Listing »
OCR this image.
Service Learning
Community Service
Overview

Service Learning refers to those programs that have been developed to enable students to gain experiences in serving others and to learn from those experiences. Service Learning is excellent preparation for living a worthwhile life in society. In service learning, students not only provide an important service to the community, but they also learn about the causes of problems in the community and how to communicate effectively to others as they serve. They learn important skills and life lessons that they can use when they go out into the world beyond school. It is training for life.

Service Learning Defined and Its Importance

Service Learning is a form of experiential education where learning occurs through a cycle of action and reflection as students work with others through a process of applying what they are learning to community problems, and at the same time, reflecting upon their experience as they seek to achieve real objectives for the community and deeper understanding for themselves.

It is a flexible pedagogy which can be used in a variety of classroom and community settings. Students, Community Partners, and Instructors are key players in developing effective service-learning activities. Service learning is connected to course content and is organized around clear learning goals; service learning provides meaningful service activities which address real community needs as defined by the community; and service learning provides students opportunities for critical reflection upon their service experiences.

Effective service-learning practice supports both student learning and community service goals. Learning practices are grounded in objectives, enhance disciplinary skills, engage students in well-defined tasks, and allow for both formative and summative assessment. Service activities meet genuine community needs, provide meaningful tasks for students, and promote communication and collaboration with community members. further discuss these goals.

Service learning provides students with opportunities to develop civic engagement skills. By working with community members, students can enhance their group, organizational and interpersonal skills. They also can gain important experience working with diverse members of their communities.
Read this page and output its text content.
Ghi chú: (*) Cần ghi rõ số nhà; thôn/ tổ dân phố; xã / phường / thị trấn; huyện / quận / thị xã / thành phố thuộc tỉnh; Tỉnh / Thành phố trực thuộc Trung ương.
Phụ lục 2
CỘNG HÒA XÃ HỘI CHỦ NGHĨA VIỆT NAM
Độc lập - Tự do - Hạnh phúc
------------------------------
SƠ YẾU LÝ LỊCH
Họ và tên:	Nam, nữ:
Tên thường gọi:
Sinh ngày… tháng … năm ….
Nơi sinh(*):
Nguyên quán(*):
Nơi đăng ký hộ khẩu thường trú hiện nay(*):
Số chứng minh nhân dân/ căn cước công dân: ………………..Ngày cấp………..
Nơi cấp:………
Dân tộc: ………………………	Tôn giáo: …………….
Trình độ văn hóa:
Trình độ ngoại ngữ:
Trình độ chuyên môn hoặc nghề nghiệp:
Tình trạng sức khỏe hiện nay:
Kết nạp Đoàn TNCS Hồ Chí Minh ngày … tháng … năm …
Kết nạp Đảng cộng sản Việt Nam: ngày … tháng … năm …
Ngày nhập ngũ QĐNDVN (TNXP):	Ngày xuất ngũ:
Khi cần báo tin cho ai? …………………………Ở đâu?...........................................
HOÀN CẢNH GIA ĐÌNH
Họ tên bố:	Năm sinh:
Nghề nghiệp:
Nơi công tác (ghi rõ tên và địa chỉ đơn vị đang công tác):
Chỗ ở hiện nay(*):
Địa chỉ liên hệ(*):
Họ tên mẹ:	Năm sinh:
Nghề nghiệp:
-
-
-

Problem description »
Write the data from above out again, exactly.

Output below »
OCR this image.
Service Learning
Community Service
Overview

Service Learning refers to those programs that have been developed to enable students to gain experiences in serving others and to learn from those experiences. Service Learning is excellent preparation for living a worthwhile life in society. In service learning, students not only provide an important service to the community, but they also learn about the causes of problems in the community and how to communicate effectively to others as they serve. They learn important skills and life lessons that they can use when they go out into the world beyond school. It is training for life.

Service Learning Defined and Its Importance

Service Learning is a form of experiential education where learning occurs through a cycle of action and reflection as students work with others through a process of applying what they are learning to community problems, and at the same time, reflecting upon their experience as they seek to achieve real objectives for the community and deeper understanding for themselves.

It is a flexible pedagogy which can be used in a variety of classroom and community settings. Students, Community Partners, and Instructors are key players in developing effective service-learning activities. Service learning is connected to course content and is organized around clear learning goals; service learning provides meaningful service activities which address real community needs as defined by the community; and service learning provides students opportunities for critical reflection upon their service experiences.

Effective service-learning practice supports both student learning and community service goals. Learning practices are grounded in objectives, enhance disciplinary skills, engage students in well-defined tasks, and allow for both formative and summative assessment. Service activities meet genuine community needs, provide meaningful tasks for students, and promote communication and collaboration with community members. further discuss these goals.

Service learning provides students with opportunities to develop civic engagement skills. By working with community members, students can enhance their group, organizational and interpersonal skills. They also can gain important experience working with diverse members of their communities.
Read this page and output its text content.
Ghi chú: (*) Cần ghi rõ số nhà; thôn/ tổ dân phố; xã / phường / thị trấn; huyện / quận / thị xã / thành phố thuộc tỉnh; Tỉnh / Thành phố trực thuộc Trung ương.
Phụ lục 2
CỘNG HÒA XÃ HỘI CHỦ NGHĨA VIỆT NAM
Độc lập - Tự do - Hạnh phúc
------------------------------
SƠ YẾU LÝ LỊCH
Họ và tên:	Nam, nữ:
Tên thường gọi:
Sinh ngày… tháng … năm ….
Nơi sinh(*):
Nguyên quán(*):
Nơi đăng ký hộ khẩu thường trú hiện nay(*):
Số chứng minh nhân dân/ căn cước công dân: ………………..Ngày cấp………..
Nơi cấp:………
Dân tộc: ………………………	Tôn giáo: …………….
Trình độ văn hóa:
Trình độ ngoại ngữ:
Trình độ chuyên môn hoặc nghề nghiệp:
Tình trạng sức khỏe hiện nay:
Kết nạp Đoàn TNCS Hồ Chí Minh ngày … tháng … năm …
Kết nạp Đảng cộng sản Việt Nam: ngày … tháng … năm …
Ngày nhập ngũ QĐNDVN (TNXP):	Ngày xuất ngũ:
Khi cần báo tin cho ai? …………………………Ở đâu?...........................................
HOÀN CẢNH GIA ĐÌNH
Họ tên bố:	Năm sinh:
Nghề nghiệp:
Nơi công tác (ghi rõ tên và địa chỉ đơn vị đang công tác):
Chỗ ở hiện nay(*):
Địa chỉ liên hệ(*):
Họ tên mẹ:	Năm sinh:
Nghề nghiệp:
-
-
-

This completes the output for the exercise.